◆ Written exercise
List every line in this data where the string "content" occurs.

◆ Data for this task
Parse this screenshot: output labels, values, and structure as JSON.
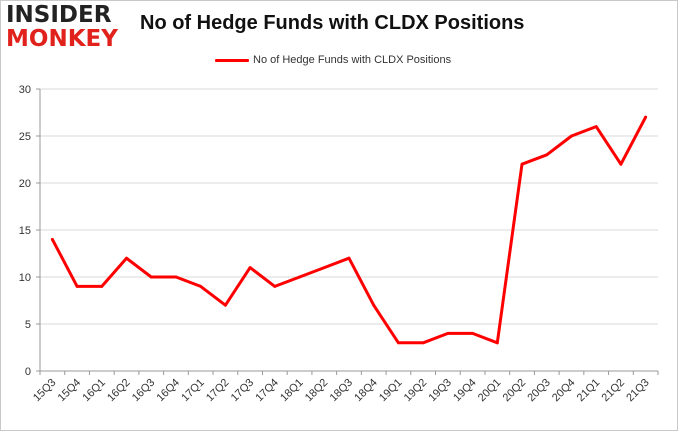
{
  "logo": {
    "line1": "INSIDER",
    "line2": "MONKEY"
  },
  "colors": {
    "series": "#ff0000",
    "grid": "#d9d9d9",
    "logo_red": "#e1211b"
  },
  "chart_data": {
    "type": "line",
    "title": "No of Hedge Funds with CLDX Positions",
    "legend": {
      "position": "top-center"
    },
    "grid": true,
    "xlabel": "",
    "ylabel": "",
    "ylim": [
      0,
      30
    ],
    "yticks": [
      0,
      5,
      10,
      15,
      20,
      25,
      30
    ],
    "categories": [
      "15Q3",
      "15Q4",
      "16Q1",
      "16Q2",
      "16Q3",
      "16Q4",
      "17Q1",
      "17Q2",
      "17Q3",
      "17Q4",
      "18Q1",
      "18Q2",
      "18Q3",
      "18Q4",
      "19Q1",
      "19Q2",
      "19Q3",
      "19Q4",
      "20Q1",
      "20Q2",
      "20Q3",
      "20Q4",
      "21Q1",
      "21Q2",
      "21Q3"
    ],
    "series": [
      {
        "name": "No of Hedge Funds with CLDX Positions",
        "values": [
          14,
          9,
          9,
          12,
          10,
          10,
          9,
          7,
          11,
          9,
          10,
          11,
          12,
          7,
          3,
          3,
          4,
          4,
          3,
          22,
          23,
          25,
          26,
          22,
          27
        ]
      }
    ]
  }
}
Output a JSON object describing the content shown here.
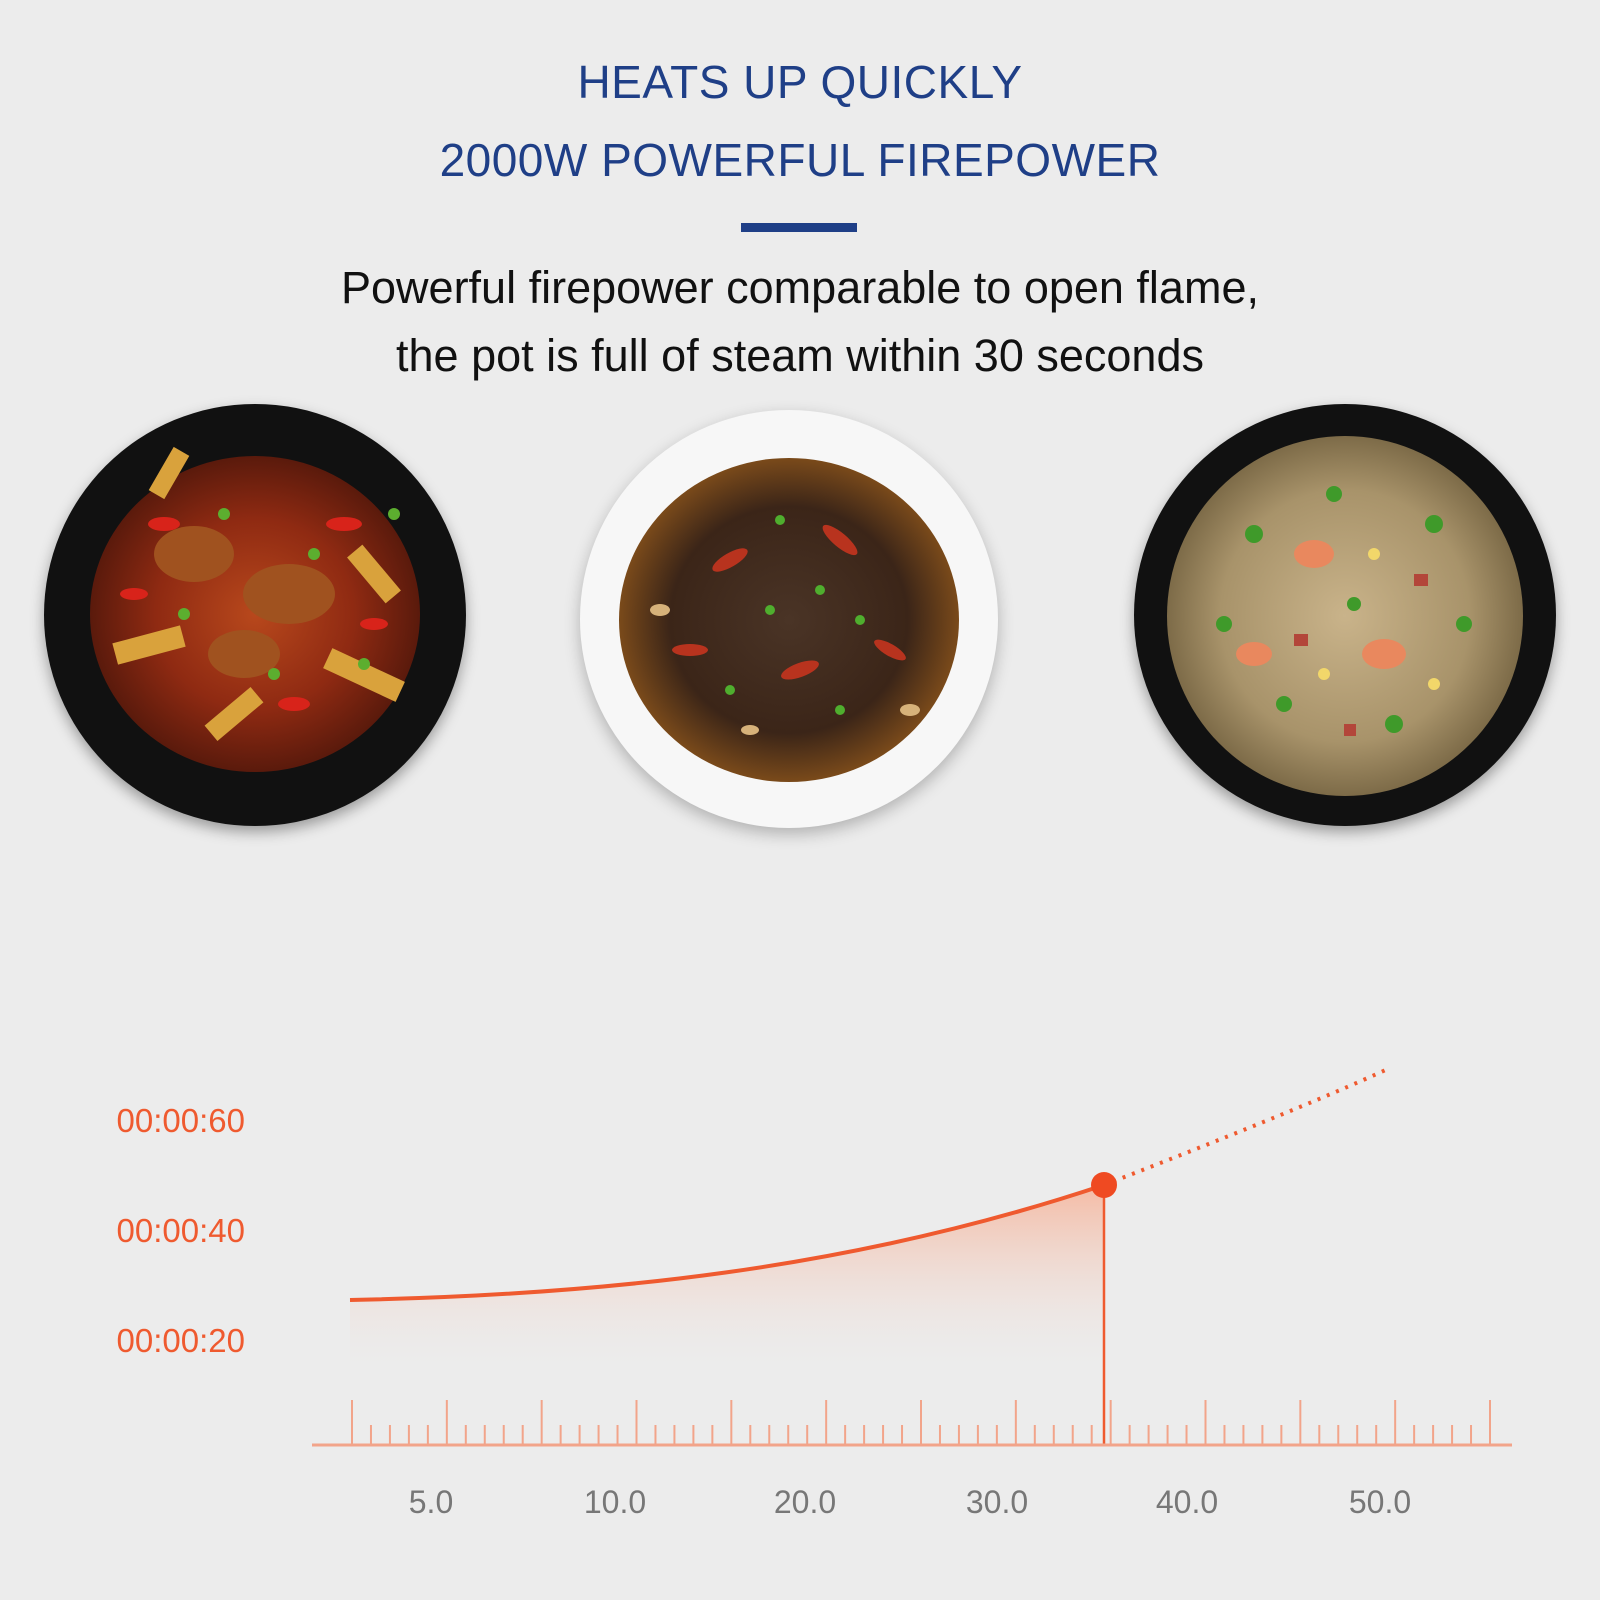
{
  "header": {
    "line1": "HEATS UP QUICKLY",
    "line2": "2000W POWERFUL FIREPOWER"
  },
  "description": {
    "line1": "Powerful firepower comparable to open flame,",
    "line2": "the pot is full of steam within 30 seconds"
  },
  "colors": {
    "headline": "#1f3f87",
    "chart_line": "#ef5a2f",
    "axis_label": "#777777"
  },
  "dishes": [
    {
      "icon": "spicy-chicken-dish-black-plate"
    },
    {
      "icon": "stir-fried-beef-dish-white-plate"
    },
    {
      "icon": "fried-rice-dish-black-plate"
    }
  ],
  "chart_data": {
    "type": "area",
    "title": "",
    "xlabel": "",
    "ylabel": "",
    "y_tick_labels": [
      "00:00:60",
      "00:00:40",
      "00:00:20"
    ],
    "x_tick_labels": [
      "5.0",
      "10.0",
      "20.0",
      "30.0",
      "40.0",
      "50.0"
    ],
    "curve_points": [
      [
        0,
        0.25
      ],
      [
        0.2,
        0.28
      ],
      [
        0.4,
        0.34
      ],
      [
        0.6,
        0.43
      ],
      [
        0.8,
        0.56
      ],
      [
        1.0,
        0.7
      ]
    ],
    "highlight_marker": true,
    "dotted_extension": true,
    "grid": false
  }
}
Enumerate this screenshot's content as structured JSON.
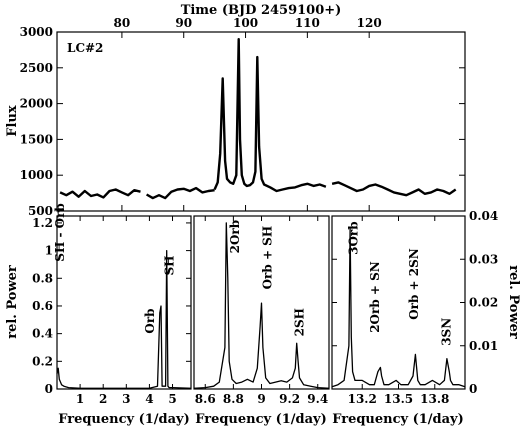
{
  "chart_data": [
    {
      "panel": "light-curve",
      "type": "line",
      "label": "LC#2",
      "xlabel": "Time (BJD 2459100+)",
      "ylabel": "Flux",
      "xlim": [
        69.5,
        135.5
      ],
      "ylim": [
        500,
        3000
      ],
      "xticks": [
        80,
        90,
        100,
        110,
        120
      ],
      "yticks": [
        500,
        1000,
        1500,
        2000,
        2500,
        3000
      ],
      "segments": [
        {
          "x": [
            70,
            71,
            72,
            73,
            74,
            75,
            76,
            77,
            78,
            79,
            80,
            81,
            82,
            83
          ],
          "y": [
            760,
            720,
            770,
            700,
            780,
            710,
            730,
            690,
            780,
            800,
            760,
            720,
            790,
            770
          ]
        },
        {
          "x": [
            84,
            85,
            86,
            87,
            88,
            89,
            90,
            91,
            92,
            93,
            94,
            95
          ],
          "y": [
            730,
            680,
            720,
            680,
            770,
            800,
            810,
            780,
            820,
            760,
            780,
            790
          ]
        },
        {
          "x": [
            95,
            95.5,
            95.9,
            96.3,
            96.7,
            97,
            97.5,
            98,
            98.5,
            98.9,
            99.1,
            99.4,
            99.8,
            100.2,
            100.7,
            101.2,
            101.6,
            101.9,
            102.2,
            102.6,
            103,
            104,
            105,
            106,
            107,
            108,
            109,
            110,
            111,
            112,
            113
          ],
          "y": [
            800,
            900,
            1300,
            2350,
            1200,
            950,
            900,
            880,
            1000,
            2900,
            1500,
            1000,
            880,
            850,
            860,
            900,
            1050,
            2650,
            1400,
            950,
            870,
            830,
            780,
            800,
            820,
            830,
            860,
            880,
            850,
            870,
            840
          ]
        },
        {
          "x": [
            114,
            115,
            116,
            117,
            118,
            119,
            120,
            121,
            122,
            123,
            124,
            125,
            126,
            127,
            128,
            129,
            130,
            131,
            132,
            133,
            134
          ],
          "y": [
            880,
            900,
            860,
            820,
            780,
            800,
            850,
            870,
            840,
            800,
            760,
            740,
            720,
            760,
            800,
            740,
            760,
            800,
            780,
            740,
            800
          ]
        }
      ]
    },
    {
      "panel": "periodogram-1",
      "type": "line",
      "xlabel": "",
      "ylabel": "rel. Power",
      "xlim": [
        0,
        5.8
      ],
      "ylim": [
        0,
        1.25
      ],
      "xticks": [
        1,
        2,
        3,
        4,
        5
      ],
      "yticks": [
        0,
        0.2,
        0.4,
        0.6,
        0.8,
        1,
        1.2
      ],
      "x": [
        0,
        0.05,
        0.1,
        0.15,
        0.2,
        0.3,
        0.5,
        1,
        2,
        3,
        4,
        4.35,
        4.45,
        4.5,
        4.55,
        4.65,
        4.7,
        4.75,
        4.8,
        4.85,
        5,
        5.8
      ],
      "y": [
        0.11,
        0.15,
        0.07,
        0.05,
        0.03,
        0.02,
        0.01,
        0.005,
        0.005,
        0.005,
        0.005,
        0.02,
        0.55,
        0.6,
        0.02,
        0.02,
        0.02,
        1.0,
        0.02,
        0.01,
        0.01,
        0.005
      ],
      "annotations": [
        {
          "text": "SH - Orb",
          "x": 0.3,
          "y": 0.92
        },
        {
          "text": "Orb",
          "x": 4.2,
          "y": 0.4
        },
        {
          "text": "SH",
          "x": 5.05,
          "y": 0.82
        }
      ]
    },
    {
      "panel": "periodogram-2",
      "type": "line",
      "xlabel": "",
      "ylabel": "",
      "xlim": [
        8.52,
        9.48
      ],
      "ylim": [
        0,
        1.25
      ],
      "xticks": [
        8.6,
        8.8,
        9,
        9.2,
        9.4
      ],
      "x": [
        8.52,
        8.6,
        8.66,
        8.7,
        8.74,
        8.75,
        8.76,
        8.77,
        8.79,
        8.82,
        8.86,
        8.9,
        8.94,
        8.97,
        8.99,
        9,
        9.01,
        9.03,
        9.06,
        9.1,
        9.14,
        9.18,
        9.22,
        9.24,
        9.25,
        9.26,
        9.27,
        9.3,
        9.35,
        9.4,
        9.48
      ],
      "y": [
        0.005,
        0.01,
        0.02,
        0.05,
        0.3,
        1.2,
        0.8,
        0.2,
        0.07,
        0.04,
        0.05,
        0.07,
        0.05,
        0.15,
        0.45,
        0.62,
        0.3,
        0.08,
        0.04,
        0.05,
        0.06,
        0.05,
        0.08,
        0.15,
        0.33,
        0.2,
        0.08,
        0.03,
        0.02,
        0.01,
        0.005
      ],
      "annotations": [
        {
          "text": "2Orb",
          "x": 8.84,
          "y": 0.98
        },
        {
          "text": "Orb + SH",
          "x": 9.07,
          "y": 0.72
        },
        {
          "text": "2SH",
          "x": 9.3,
          "y": 0.38
        }
      ]
    },
    {
      "panel": "periodogram-3",
      "type": "line",
      "xlabel": "",
      "ylabel": "rel. Power",
      "xlim": [
        12.95,
        14.05
      ],
      "ylim": [
        0,
        0.04
      ],
      "xticks": [
        13.2,
        13.5,
        13.8
      ],
      "yticks": [
        0,
        0.01,
        0.02,
        0.03,
        0.04
      ],
      "x": [
        12.95,
        13,
        13.05,
        13.09,
        13.1,
        13.11,
        13.12,
        13.14,
        13.2,
        13.26,
        13.3,
        13.33,
        13.35,
        13.36,
        13.38,
        13.42,
        13.48,
        13.52,
        13.58,
        13.62,
        13.64,
        13.65,
        13.66,
        13.68,
        13.72,
        13.78,
        13.84,
        13.88,
        13.9,
        13.92,
        13.93,
        13.95,
        14,
        14.05
      ],
      "y": [
        0.0005,
        0.001,
        0.002,
        0.01,
        0.037,
        0.012,
        0.004,
        0.002,
        0.002,
        0.001,
        0.001,
        0.004,
        0.005,
        0.003,
        0.001,
        0.001,
        0.002,
        0.001,
        0.001,
        0.003,
        0.008,
        0.005,
        0.002,
        0.001,
        0.001,
        0.002,
        0.001,
        0.002,
        0.007,
        0.004,
        0.002,
        0.001,
        0.001,
        0.0005
      ],
      "annotations": [
        {
          "text": "3Orb",
          "x": 13.16,
          "y": 0.031
        },
        {
          "text": "2Orb + SN",
          "x": 13.34,
          "y": 0.013
        },
        {
          "text": "Orb + 2SN",
          "x": 13.66,
          "y": 0.016
        },
        {
          "text": "3SN",
          "x": 13.93,
          "y": 0.01
        }
      ]
    }
  ],
  "shared": {
    "bottom_xlabel": "Frequency (1/day)"
  }
}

◆ Exercise answer
Output a JSON object describing the content shown here.
Enumerate this screenshot's content as structured JSON.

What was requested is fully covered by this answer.